** Records for this task **

++++++++

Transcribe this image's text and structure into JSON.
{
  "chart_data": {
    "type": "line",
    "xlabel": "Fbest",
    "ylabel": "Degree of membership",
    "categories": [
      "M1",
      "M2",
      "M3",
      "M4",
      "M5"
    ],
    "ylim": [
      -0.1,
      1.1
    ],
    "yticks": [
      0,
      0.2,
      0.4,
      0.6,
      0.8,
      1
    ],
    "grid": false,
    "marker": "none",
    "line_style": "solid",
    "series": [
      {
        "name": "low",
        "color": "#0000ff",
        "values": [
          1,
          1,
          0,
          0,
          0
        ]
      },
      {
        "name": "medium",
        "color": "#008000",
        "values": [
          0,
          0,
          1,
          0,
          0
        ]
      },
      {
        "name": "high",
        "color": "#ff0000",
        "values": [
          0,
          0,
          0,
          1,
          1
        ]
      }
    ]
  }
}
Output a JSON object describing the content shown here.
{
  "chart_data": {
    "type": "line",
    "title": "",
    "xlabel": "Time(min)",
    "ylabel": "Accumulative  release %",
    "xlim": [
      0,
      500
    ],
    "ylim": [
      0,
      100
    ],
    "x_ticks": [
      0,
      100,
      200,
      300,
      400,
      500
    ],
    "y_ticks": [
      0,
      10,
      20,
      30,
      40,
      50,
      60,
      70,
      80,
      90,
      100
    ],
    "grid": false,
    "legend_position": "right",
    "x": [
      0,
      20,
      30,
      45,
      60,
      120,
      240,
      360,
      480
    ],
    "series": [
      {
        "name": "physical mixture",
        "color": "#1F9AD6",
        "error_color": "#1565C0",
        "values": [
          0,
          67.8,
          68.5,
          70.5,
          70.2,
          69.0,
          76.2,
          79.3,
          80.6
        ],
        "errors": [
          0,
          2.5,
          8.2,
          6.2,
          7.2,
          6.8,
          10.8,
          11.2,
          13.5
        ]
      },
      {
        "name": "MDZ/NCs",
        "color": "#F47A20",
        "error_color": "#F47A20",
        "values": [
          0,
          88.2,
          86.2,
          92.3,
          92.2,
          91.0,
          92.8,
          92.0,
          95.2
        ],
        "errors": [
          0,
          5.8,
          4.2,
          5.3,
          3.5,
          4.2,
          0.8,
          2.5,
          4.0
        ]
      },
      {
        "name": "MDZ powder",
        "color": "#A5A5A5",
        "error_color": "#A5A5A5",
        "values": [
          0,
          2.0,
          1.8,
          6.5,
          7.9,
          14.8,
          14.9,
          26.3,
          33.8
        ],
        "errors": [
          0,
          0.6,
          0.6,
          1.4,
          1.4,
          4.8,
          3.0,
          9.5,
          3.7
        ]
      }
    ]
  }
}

++++++++

** Task brief **
Locate and copy each line in the data above that includes the word "name".

** The output **
        "name": "low",
        "name": "medium",
        "name": "high",
        "name": "physical mixture",
        "name": "MDZ/NCs",
        "name": "MDZ powder",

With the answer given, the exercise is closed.